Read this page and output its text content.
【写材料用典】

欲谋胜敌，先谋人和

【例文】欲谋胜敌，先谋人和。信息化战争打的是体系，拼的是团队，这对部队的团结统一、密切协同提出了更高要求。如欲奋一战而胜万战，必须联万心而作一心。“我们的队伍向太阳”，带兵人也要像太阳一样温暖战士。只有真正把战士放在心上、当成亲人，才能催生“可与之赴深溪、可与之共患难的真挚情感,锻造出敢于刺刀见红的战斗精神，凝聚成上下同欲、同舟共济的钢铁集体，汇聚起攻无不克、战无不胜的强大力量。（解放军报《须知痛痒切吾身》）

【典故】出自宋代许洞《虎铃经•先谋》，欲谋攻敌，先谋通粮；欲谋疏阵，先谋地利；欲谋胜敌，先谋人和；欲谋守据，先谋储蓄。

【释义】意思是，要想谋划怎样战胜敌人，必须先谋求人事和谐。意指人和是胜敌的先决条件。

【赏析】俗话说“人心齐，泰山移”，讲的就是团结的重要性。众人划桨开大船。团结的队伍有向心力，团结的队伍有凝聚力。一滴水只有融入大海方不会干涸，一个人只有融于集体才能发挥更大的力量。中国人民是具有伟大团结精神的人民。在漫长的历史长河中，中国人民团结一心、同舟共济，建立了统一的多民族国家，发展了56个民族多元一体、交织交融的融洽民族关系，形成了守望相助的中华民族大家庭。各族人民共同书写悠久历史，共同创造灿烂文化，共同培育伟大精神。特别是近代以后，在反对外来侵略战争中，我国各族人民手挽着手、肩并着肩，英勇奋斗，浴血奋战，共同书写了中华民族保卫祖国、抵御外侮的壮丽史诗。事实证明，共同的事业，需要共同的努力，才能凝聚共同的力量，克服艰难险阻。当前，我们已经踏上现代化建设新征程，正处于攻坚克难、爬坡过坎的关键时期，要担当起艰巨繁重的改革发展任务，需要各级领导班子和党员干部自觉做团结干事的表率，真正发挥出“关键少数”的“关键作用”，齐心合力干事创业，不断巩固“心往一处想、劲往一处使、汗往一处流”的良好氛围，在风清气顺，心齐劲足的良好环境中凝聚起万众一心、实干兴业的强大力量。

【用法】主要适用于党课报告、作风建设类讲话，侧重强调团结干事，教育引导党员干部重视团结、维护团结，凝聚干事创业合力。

** EXERCISE PROMPT **
Set down the entries above again, word for word.

** COMPLETE OUTPUT **
Read this page and output its text content.
【写材料用典】

欲谋胜敌，先谋人和

【例文】欲谋胜敌，先谋人和。信息化战争打的是体系，拼的是团队，这对部队的团结统一、密切协同提出了更高要求。如欲奋一战而胜万战，必须联万心而作一心。“我们的队伍向太阳”，带兵人也要像太阳一样温暖战士。只有真正把战士放在心上、当成亲人，才能催生“可与之赴深溪、可与之共患难的真挚情感,锻造出敢于刺刀见红的战斗精神，凝聚成上下同欲、同舟共济的钢铁集体，汇聚起攻无不克、战无不胜的强大力量。（解放军报《须知痛痒切吾身》）

【典故】出自宋代许洞《虎铃经•先谋》，欲谋攻敌，先谋通粮；欲谋疏阵，先谋地利；欲谋胜敌，先谋人和；欲谋守据，先谋储蓄。

【释义】意思是，要想谋划怎样战胜敌人，必须先谋求人事和谐。意指人和是胜敌的先决条件。

【赏析】俗话说“人心齐，泰山移”，讲的就是团结的重要性。众人划桨开大船。团结的队伍有向心力，团结的队伍有凝聚力。一滴水只有融入大海方不会干涸，一个人只有融于集体才能发挥更大的力量。中国人民是具有伟大团结精神的人民。在漫长的历史长河中，中国人民团结一心、同舟共济，建立了统一的多民族国家，发展了56个民族多元一体、交织交融的融洽民族关系，形成了守望相助的中华民族大家庭。各族人民共同书写悠久历史，共同创造灿烂文化，共同培育伟大精神。特别是近代以后，在反对外来侵略战争中，我国各族人民手挽着手、肩并着肩，英勇奋斗，浴血奋战，共同书写了中华民族保卫祖国、抵御外侮的壮丽史诗。事实证明，共同的事业，需要共同的努力，才能凝聚共同的力量，克服艰难险阻。当前，我们已经踏上现代化建设新征程，正处于攻坚克难、爬坡过坎的关键时期，要担当起艰巨繁重的改革发展任务，需要各级领导班子和党员干部自觉做团结干事的表率，真正发挥出“关键少数”的“关键作用”，齐心合力干事创业，不断巩固“心往一处想、劲往一处使、汗往一处流”的良好氛围，在风清气顺，心齐劲足的良好环境中凝聚起万众一心、实干兴业的强大力量。

【用法】主要适用于党课报告、作风建设类讲话，侧重强调团结干事，教育引导党员干部重视团结、维护团结，凝聚干事创业合力。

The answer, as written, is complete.